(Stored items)
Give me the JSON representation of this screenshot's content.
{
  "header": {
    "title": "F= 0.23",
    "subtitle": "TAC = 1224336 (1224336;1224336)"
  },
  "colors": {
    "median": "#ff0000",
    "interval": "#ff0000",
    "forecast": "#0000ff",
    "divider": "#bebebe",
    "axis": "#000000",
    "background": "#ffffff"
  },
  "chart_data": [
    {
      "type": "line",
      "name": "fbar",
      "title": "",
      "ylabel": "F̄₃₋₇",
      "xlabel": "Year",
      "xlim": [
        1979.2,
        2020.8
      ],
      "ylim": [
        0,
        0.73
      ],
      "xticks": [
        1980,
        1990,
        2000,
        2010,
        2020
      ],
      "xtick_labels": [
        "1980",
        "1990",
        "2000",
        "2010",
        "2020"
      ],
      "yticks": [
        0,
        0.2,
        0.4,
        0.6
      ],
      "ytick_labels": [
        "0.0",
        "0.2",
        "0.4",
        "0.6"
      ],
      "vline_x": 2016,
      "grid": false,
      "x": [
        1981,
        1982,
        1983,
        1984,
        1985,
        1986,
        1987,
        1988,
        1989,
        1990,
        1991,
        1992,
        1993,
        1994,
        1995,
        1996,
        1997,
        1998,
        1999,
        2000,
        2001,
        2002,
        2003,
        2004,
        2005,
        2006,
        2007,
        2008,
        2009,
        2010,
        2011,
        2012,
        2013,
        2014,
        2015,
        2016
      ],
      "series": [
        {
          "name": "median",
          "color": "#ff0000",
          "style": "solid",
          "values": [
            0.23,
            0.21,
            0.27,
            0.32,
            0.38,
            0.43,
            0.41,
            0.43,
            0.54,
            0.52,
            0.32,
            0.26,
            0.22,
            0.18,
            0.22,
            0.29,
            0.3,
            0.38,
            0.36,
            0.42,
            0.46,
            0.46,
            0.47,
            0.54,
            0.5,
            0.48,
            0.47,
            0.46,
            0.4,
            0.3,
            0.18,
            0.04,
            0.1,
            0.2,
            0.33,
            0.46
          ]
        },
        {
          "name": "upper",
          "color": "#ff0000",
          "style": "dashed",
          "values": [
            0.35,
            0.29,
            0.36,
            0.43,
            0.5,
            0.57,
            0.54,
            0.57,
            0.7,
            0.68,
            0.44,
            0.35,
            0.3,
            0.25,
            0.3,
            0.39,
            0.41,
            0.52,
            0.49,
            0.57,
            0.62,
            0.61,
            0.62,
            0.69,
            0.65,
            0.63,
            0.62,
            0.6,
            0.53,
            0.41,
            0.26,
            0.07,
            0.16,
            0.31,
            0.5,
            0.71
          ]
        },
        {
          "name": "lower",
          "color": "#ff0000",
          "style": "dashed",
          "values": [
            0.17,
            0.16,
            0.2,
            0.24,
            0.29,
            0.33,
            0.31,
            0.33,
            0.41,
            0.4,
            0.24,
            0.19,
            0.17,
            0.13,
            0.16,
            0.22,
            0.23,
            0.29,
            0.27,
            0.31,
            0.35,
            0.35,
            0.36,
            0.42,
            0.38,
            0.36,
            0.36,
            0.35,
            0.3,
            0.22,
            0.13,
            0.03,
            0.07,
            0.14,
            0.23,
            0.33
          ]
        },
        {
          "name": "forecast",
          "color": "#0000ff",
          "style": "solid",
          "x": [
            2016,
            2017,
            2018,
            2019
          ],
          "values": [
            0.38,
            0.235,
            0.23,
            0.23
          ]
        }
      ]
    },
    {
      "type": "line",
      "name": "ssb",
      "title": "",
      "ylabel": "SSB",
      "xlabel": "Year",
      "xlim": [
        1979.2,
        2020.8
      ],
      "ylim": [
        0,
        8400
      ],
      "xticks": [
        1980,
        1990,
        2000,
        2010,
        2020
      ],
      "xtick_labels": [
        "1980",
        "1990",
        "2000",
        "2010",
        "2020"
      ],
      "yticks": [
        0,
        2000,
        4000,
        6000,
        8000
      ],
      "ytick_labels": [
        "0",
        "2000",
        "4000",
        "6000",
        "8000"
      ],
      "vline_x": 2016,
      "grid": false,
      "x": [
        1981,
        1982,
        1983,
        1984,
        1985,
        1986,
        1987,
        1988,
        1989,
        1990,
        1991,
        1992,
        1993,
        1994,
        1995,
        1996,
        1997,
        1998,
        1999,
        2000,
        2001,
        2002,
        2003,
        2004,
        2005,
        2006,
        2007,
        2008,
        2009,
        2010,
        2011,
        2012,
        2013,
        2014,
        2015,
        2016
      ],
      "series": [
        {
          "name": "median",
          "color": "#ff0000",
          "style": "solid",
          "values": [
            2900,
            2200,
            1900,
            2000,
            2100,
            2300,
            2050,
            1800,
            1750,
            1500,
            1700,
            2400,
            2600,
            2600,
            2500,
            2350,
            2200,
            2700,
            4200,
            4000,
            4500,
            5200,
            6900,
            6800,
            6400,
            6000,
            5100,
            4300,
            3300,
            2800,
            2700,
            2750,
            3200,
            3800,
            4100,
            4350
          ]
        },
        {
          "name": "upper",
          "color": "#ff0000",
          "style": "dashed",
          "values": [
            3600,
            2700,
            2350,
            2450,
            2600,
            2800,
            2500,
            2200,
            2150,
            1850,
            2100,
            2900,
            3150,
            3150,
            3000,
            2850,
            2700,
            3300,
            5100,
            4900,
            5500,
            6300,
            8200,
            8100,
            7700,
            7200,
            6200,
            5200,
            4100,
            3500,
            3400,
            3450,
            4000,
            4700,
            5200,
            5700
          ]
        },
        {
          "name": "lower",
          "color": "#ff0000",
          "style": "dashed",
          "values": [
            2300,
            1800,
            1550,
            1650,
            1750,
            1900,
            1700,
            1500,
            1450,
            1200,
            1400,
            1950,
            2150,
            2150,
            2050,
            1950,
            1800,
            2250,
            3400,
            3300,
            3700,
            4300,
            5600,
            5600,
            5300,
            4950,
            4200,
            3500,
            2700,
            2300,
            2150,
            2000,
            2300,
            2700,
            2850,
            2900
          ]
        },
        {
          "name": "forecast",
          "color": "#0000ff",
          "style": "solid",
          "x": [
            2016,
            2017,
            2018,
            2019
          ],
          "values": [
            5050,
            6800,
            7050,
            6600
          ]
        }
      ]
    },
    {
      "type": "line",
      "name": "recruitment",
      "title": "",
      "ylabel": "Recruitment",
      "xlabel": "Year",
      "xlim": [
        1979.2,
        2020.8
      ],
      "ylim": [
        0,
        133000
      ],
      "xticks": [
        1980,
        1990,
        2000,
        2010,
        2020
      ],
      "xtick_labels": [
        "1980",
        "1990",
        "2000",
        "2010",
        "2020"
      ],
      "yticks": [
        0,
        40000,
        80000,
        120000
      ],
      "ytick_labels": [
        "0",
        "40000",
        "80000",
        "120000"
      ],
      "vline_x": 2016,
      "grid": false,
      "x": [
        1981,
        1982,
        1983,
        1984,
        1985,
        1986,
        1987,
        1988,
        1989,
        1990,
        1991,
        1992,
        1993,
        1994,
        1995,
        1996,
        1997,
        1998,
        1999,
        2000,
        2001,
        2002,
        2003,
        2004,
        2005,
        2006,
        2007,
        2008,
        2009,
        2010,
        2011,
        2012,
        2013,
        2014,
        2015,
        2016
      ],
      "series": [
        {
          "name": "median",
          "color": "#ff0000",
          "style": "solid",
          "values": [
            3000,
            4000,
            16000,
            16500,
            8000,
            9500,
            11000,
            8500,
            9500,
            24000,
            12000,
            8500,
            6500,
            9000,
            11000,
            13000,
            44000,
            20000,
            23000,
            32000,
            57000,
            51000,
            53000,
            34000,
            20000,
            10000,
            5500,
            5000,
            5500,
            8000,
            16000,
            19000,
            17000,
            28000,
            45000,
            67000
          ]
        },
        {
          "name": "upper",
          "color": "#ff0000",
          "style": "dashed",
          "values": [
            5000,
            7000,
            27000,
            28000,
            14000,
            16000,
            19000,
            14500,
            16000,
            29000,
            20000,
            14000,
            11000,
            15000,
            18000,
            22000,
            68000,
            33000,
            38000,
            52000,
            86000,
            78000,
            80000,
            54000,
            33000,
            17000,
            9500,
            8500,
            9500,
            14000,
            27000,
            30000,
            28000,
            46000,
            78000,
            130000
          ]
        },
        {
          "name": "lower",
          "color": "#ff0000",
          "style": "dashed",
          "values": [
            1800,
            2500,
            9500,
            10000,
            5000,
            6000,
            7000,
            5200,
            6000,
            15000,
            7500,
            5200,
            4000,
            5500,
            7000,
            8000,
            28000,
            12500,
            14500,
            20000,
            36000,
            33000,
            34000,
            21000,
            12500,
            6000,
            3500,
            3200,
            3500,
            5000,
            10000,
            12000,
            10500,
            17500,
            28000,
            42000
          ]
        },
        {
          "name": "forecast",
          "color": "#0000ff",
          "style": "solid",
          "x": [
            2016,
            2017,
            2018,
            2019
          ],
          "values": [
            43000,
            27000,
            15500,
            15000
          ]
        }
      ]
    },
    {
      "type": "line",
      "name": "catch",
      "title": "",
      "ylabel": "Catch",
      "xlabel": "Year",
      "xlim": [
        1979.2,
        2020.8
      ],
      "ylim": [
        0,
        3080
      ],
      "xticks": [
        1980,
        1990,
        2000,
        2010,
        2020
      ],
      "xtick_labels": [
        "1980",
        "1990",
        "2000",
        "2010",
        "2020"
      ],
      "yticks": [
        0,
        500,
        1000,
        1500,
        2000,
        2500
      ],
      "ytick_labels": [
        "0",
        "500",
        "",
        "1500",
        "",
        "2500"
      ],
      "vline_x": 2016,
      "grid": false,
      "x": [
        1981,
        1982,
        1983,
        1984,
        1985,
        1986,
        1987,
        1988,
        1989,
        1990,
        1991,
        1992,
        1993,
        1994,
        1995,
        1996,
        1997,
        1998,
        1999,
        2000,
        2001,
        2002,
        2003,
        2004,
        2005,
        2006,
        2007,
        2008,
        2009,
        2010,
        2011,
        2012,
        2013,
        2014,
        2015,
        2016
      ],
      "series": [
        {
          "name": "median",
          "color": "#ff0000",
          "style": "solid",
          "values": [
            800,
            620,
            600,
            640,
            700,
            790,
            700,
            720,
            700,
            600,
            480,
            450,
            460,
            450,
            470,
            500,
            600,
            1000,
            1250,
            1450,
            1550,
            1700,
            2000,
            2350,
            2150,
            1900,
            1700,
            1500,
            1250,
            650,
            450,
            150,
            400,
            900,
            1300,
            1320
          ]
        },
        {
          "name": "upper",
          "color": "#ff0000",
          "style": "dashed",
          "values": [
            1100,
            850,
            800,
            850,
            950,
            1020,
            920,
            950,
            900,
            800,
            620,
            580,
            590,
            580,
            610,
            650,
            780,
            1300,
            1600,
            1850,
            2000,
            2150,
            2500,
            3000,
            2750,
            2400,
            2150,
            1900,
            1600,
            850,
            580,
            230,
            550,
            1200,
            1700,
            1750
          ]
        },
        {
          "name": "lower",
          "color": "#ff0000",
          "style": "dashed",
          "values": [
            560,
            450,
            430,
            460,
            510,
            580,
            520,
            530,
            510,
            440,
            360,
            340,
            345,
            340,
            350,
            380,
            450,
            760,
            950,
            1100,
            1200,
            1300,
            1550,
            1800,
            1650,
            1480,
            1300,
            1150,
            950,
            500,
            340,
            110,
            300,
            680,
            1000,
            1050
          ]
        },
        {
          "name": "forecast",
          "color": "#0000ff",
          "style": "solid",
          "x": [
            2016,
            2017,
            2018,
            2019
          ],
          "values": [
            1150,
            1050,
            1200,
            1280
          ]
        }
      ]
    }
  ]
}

What needs to be done: Check each line in the listing above for the string "ylabel", then report how many lines contain it, with no other text.

Result for this task: 4